PROBLEM DESCRIPTION: Scan the lines below for the word "tomorrow". Copy each line you find it in.

### EXERCISE INPUT ###

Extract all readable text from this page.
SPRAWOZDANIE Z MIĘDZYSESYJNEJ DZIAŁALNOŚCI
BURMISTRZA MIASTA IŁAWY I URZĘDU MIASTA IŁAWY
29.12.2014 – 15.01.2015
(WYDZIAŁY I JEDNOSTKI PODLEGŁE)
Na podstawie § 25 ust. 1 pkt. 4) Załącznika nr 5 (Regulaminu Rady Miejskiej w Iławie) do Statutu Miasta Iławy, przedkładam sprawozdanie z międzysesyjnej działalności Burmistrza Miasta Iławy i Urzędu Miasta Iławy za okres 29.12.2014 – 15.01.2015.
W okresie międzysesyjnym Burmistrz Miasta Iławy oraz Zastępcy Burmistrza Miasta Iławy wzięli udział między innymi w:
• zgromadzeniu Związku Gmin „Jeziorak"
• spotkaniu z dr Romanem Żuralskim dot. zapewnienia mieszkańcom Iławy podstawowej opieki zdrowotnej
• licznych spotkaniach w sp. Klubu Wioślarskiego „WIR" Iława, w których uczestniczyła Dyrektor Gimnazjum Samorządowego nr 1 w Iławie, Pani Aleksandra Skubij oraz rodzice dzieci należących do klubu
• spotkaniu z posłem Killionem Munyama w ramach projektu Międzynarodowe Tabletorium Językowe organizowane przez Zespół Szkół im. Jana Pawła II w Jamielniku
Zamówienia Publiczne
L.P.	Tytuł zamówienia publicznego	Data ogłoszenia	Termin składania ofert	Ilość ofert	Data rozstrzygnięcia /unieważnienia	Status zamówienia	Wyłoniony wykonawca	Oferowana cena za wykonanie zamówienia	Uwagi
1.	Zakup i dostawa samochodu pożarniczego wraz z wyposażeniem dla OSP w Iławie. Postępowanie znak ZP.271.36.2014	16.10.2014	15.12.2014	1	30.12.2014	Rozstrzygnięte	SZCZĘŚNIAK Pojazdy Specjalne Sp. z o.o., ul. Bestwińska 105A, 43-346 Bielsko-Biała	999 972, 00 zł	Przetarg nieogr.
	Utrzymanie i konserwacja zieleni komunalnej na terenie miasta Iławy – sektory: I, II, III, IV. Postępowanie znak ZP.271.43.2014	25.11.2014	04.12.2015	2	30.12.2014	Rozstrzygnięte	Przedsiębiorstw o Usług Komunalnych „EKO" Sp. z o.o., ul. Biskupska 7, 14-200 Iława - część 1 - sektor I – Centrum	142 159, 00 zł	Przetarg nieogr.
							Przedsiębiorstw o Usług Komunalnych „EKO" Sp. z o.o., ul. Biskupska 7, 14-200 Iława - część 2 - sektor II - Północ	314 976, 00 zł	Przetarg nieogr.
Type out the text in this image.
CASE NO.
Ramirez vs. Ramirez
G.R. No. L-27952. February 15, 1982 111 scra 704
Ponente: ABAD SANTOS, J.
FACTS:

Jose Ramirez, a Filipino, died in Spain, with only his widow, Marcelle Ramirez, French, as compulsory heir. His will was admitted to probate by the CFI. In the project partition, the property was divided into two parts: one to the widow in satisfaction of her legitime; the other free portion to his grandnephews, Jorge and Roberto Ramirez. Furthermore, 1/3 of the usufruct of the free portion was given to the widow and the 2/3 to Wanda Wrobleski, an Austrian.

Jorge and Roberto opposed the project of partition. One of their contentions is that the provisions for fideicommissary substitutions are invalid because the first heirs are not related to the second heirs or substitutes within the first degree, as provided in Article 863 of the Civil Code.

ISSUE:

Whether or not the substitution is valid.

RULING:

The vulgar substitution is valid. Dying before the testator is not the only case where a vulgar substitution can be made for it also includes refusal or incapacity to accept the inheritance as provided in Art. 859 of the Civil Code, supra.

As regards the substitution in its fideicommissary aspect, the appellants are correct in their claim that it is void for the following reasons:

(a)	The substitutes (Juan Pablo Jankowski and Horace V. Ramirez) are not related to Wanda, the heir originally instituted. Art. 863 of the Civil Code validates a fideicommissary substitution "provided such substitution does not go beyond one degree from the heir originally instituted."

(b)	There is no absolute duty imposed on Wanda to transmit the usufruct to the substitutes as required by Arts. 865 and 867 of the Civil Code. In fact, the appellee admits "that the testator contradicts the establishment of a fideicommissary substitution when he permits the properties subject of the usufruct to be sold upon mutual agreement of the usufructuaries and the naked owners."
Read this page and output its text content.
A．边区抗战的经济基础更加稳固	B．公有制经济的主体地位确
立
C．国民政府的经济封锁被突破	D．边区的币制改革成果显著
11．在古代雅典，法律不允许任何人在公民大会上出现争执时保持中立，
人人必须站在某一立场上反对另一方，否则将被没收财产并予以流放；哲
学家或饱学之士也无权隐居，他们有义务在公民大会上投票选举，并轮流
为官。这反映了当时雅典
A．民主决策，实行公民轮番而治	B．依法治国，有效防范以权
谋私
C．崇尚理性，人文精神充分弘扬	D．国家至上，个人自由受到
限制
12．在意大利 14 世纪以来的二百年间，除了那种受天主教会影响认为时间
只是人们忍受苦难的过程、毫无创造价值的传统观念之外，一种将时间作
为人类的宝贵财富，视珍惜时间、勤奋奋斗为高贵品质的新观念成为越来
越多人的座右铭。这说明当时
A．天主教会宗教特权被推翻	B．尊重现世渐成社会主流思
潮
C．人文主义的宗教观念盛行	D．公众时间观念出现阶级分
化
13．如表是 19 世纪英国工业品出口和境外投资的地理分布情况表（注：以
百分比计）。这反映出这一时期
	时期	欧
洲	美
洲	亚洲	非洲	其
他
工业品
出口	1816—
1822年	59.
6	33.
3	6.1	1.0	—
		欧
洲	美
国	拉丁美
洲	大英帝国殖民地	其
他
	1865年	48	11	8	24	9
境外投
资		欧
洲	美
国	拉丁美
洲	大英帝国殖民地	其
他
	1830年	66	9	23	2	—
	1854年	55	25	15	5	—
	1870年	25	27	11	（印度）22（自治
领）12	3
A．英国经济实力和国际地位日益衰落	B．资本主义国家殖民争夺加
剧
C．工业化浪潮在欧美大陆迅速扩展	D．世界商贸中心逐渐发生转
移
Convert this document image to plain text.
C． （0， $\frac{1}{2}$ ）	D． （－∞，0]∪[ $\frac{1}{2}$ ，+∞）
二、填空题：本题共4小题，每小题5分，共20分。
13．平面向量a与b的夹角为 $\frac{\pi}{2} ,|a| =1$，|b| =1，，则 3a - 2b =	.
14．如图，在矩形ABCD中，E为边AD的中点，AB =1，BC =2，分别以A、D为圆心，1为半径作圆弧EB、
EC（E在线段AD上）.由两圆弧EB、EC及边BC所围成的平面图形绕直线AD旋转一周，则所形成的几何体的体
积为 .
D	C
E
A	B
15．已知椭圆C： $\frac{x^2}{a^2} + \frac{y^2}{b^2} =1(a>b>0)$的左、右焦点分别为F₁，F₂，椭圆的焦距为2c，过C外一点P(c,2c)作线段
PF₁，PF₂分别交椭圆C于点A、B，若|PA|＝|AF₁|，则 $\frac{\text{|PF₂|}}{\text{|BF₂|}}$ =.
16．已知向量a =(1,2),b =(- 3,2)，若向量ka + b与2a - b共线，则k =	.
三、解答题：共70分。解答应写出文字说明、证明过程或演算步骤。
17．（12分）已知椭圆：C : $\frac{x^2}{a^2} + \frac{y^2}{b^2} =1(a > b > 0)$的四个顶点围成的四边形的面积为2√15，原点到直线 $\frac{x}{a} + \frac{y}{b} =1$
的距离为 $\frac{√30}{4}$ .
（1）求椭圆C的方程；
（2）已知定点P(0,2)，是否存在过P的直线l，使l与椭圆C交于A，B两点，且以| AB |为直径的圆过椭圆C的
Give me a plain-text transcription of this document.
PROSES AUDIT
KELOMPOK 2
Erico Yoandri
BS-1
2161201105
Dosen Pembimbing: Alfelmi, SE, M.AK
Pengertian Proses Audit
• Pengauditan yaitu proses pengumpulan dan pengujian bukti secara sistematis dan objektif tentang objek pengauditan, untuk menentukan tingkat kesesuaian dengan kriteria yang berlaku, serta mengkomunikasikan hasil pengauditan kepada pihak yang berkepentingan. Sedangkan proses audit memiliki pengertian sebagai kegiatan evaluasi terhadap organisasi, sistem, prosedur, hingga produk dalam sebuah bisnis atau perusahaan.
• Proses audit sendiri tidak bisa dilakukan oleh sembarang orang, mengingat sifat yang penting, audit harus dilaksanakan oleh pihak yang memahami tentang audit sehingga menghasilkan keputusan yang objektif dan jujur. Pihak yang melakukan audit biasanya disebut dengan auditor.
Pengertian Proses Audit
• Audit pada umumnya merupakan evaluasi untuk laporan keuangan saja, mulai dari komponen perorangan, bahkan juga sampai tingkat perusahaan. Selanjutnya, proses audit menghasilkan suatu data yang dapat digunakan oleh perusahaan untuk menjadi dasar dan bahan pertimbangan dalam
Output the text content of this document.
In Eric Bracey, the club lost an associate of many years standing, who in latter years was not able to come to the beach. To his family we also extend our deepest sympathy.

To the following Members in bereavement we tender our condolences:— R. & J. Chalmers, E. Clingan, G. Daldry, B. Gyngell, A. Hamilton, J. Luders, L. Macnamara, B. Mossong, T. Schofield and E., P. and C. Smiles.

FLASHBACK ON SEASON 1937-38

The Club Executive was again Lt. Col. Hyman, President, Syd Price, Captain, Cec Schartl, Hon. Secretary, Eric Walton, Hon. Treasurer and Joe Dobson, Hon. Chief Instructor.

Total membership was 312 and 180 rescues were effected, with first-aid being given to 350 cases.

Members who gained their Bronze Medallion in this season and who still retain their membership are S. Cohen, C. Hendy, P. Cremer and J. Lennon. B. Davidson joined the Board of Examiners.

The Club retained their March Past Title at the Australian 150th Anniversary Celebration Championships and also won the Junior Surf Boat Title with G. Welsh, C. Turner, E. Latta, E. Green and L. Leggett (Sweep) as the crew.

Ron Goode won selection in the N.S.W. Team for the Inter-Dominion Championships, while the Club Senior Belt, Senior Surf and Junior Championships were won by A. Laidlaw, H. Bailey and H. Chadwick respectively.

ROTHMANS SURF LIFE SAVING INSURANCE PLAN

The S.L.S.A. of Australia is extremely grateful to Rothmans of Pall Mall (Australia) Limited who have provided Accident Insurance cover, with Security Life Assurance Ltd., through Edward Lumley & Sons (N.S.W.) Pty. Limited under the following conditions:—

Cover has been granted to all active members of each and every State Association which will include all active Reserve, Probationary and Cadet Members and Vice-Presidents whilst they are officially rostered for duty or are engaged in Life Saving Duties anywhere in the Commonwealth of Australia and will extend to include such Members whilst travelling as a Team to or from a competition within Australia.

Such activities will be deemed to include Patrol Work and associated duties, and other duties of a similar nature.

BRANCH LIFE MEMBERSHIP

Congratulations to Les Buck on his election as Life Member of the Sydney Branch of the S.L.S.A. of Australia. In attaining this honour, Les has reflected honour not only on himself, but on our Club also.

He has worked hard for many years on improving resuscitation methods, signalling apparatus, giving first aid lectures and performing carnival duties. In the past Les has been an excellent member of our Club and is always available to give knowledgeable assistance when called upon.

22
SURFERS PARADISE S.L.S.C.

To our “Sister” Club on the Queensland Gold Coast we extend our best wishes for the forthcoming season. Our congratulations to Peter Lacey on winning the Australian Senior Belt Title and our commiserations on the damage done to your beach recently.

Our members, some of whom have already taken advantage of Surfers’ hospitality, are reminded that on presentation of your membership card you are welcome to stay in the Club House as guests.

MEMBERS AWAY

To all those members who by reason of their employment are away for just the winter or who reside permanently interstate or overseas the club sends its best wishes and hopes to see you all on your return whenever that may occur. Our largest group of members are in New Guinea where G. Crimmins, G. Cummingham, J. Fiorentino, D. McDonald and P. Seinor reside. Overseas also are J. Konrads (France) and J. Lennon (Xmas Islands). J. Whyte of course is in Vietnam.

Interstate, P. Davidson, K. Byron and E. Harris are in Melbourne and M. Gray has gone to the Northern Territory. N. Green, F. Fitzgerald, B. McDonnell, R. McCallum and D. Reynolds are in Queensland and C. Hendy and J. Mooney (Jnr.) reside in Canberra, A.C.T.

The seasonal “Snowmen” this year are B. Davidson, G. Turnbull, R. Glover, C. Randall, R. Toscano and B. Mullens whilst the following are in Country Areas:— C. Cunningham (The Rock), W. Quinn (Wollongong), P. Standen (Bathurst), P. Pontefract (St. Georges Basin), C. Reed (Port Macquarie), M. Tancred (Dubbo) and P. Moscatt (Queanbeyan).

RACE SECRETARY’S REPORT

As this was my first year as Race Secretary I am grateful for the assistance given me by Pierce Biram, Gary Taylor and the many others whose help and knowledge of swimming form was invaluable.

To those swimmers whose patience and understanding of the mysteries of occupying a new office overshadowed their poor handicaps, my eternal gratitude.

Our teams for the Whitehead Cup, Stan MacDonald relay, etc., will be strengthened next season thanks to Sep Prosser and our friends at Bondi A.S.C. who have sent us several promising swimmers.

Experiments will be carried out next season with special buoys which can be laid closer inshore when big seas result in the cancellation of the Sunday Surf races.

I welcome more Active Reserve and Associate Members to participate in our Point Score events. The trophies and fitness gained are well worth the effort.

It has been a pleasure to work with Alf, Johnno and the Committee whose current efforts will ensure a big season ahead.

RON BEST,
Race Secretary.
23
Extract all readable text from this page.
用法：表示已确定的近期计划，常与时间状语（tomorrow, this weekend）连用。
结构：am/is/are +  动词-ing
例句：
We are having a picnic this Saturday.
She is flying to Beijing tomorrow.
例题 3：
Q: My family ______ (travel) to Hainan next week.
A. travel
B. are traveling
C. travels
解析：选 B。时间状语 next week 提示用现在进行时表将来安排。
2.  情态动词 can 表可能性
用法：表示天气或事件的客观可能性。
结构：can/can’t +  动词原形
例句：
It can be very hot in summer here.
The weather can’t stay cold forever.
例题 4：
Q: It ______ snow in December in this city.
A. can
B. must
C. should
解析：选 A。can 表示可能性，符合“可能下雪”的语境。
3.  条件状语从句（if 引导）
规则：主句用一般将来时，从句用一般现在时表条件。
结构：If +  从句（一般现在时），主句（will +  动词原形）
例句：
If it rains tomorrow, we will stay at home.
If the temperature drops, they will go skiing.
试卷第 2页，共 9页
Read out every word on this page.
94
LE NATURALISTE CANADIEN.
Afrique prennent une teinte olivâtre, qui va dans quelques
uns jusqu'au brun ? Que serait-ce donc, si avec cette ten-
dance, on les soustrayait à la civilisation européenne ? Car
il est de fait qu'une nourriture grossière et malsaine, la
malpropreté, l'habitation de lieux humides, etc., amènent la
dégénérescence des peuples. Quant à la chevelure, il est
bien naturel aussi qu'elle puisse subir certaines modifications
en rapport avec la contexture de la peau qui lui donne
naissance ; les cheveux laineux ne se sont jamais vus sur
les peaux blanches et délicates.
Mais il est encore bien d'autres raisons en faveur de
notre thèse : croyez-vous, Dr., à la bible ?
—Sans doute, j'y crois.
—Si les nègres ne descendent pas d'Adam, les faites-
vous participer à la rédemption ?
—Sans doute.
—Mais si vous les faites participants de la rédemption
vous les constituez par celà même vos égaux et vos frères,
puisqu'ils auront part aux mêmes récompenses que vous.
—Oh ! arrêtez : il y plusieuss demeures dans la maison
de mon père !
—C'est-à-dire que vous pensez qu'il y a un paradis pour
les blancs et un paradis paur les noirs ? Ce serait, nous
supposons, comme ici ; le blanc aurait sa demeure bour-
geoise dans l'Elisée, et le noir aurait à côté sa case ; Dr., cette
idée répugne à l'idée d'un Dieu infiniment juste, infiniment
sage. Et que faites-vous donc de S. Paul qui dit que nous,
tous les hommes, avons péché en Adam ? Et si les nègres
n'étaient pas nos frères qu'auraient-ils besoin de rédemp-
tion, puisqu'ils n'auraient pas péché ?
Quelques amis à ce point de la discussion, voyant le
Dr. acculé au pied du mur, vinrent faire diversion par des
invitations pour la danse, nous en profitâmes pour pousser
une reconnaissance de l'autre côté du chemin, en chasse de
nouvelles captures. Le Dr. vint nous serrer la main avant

###

THE RESULT:
用法：表示已确定的近期计划，常与时间状语（tomorrow, this weekend）连用。
She is flying to Beijing tomorrow.
If it rains tomorrow, we will stay at home.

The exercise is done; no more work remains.